* _Extrait_:
=======

La bourgeoisie palestinienne perdue de Haïfa

Himmat Zoubi, 6 janvier 2022. On a beaucoup écrit sur les « villes mixtes » d’Israël, un terme qui, plus que tout, révèle à quel point elles sont anormales dans un pays où la séparation est un concept fondamental. Mais on n’a pas encore raconté l’histoire de la bourgeoisie urbaine palestinienne, le groupe que la chercheuse palestinienne Sherene Seikaly appelle « les Hommes du Capital », dans les années qui ont suivi la Nakba.

Vue générale de Haïfa depuis le Mont Carmel en regardant vers le nord. 1935 (source Palestine Remembered)

L’histoire oubliée de la famille Boutagy, l’une des rares familles palestiniennes de classe moyenne restées sur le territoire après 1948, nous permet de comprendre comment ce groupe a prospéré dans la ville de Hayfa pendant le mandat britannique (j’utilise la translittération de l’arabe à l’anglais « Hayfa » pour faire la distinction entre « Hayfa » avant l’occupation et « Haïfa » après l’occupation de la ville en 1948). Cette prospérité a également été rendue possible par la capacité de ses membres à manœuvrer entre les contradictions à une époque marquée par des changements politiques, sociaux et économiques.

L’histoire de la famille Boutagy après la Nakba, durant laquelle des centaines de milliers de Palestiniens ont fui ou ont été expulsés de leur patrie et ont été empêchés de revenir par la force, est l’exception qui confirme la règle. Les efforts déployés par la famille pour rester et les raisons pour lesquelles elle a fini par quitter Haïfa quelques années plus tard illustrent la nouvelle réalité brutale dans laquelle se trouvaient les Palestiniens dans le nouvel État d’Israël.

=======

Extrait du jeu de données
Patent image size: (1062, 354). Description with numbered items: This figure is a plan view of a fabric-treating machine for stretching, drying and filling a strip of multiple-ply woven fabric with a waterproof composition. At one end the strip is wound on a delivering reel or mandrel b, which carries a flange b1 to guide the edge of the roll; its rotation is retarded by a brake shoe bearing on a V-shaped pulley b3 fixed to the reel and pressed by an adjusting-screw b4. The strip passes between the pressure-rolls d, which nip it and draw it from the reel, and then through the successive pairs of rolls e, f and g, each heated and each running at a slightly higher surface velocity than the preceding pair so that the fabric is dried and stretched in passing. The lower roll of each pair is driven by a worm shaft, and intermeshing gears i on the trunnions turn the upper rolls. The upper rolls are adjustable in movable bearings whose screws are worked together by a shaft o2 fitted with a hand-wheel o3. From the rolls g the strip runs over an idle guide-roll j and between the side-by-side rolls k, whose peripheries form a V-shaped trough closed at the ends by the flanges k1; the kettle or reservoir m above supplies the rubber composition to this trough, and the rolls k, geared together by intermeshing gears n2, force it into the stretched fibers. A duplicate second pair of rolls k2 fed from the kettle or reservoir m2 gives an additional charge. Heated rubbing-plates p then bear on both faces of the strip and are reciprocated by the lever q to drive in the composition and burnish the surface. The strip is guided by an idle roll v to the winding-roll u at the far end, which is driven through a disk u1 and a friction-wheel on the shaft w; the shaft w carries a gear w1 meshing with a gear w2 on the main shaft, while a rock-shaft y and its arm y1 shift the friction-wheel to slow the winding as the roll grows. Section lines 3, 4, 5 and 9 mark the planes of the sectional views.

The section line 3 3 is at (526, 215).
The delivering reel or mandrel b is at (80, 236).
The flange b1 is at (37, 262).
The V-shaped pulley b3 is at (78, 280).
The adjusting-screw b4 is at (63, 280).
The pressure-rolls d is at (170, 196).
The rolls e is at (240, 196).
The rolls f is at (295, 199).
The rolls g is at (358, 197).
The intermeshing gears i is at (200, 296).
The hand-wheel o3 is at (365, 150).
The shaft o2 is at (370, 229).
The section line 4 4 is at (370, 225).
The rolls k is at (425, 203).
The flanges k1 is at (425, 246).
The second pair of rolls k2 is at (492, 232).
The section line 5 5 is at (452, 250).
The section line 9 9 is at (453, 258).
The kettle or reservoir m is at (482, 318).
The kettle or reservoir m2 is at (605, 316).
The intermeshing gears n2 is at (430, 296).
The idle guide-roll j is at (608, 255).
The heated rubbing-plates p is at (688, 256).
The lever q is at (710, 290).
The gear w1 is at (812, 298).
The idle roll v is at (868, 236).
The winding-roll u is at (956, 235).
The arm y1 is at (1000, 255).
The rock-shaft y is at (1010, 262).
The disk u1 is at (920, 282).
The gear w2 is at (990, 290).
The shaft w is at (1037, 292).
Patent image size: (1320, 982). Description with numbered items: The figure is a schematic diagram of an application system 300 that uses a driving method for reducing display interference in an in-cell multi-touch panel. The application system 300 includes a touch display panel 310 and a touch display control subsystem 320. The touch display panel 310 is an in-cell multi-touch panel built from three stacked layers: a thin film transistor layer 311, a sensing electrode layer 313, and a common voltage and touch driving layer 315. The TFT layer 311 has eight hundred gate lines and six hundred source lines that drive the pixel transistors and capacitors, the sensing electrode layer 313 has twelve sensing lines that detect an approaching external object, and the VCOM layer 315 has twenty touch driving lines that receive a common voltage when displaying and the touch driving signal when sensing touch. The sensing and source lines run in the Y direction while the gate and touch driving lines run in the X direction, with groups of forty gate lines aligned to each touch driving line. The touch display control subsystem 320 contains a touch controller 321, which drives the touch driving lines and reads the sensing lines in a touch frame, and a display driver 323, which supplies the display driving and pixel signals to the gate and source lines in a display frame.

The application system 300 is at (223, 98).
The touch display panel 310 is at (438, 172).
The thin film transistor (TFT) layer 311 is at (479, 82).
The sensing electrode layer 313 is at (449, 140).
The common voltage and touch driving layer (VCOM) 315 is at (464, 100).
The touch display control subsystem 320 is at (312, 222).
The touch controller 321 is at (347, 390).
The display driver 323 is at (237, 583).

=======

* _Consigne écrite 1_:
Dans le texte sur la bourgeoisie palestinienne de Haïfa, par quelle expression la chercheuse Sherene Seikaly désigne-t-elle la bourgeoisie urbaine palestinienne ?
* _Consigne écrite 2_:
Reproduisez à l'identique le passage du texte sur la bourgeoisie palestinienne de Haïfa qui s'ouvre sur les mots « L’histoire de la famille » et se clôt sur « nouvel État d’Israël. ».
* _Consigne écrite 3_:
Rédigez la suite du texte sur la bourgeoisie palestinienne de Haïfa, à partir de sa dernière phrase.

* _Réponse 1_:
Elle la désigne par l'expression « les Hommes du Capital ».

* _Réponse 2_:
L’histoire de la famille Boutagy après la Nakba, durant laquelle des centaines de milliers de Palestiniens ont fui ou ont été expulsés de leur patrie et ont été empêchés de revenir par la force, est l’exception qui confirme la règle. Les efforts déployés par la famille pour rester et les raisons pour lesquelles elle a fini par quitter Haïfa quelques années plus tard illustrent la nouvelle réalité brutale dans laquelle se trouvaient les Palestiniens dans le nouvel État d’Israël.

* _Réponse 3_:
Le monde des Palestiniens restés dans la ville était délimité, d’une part, par de nouvelles frontières extérieures et une coupure avec le monde arabe, et d’autre part, par des frontières intérieures qui séparaient les Palestiniens entre les villes et les villages, ainsi qu’entre les Palestiniens et les Israéliens juifs vivant dans les villes elles-mêmes.

Pendant ce temps, les bourgeois palestiniens étaient confrontés à une nouvelle réalité politique dans laquelle l’État israélien insistait sur le monopole juif sur le capital et la souveraineté, et déconnectait également, en utilisant ces mêmes nouvelles frontières, tout lien entre les Palestiniens et le monde. Dans cette réalité, les membres de la classe moyenne palestinienne qui ont essayé de manœuvrer entre les aspirations capitalistes, la modernité, le cosmopolitisme et le nationalisme n’ont pas trouvé de place dans le nouvel État.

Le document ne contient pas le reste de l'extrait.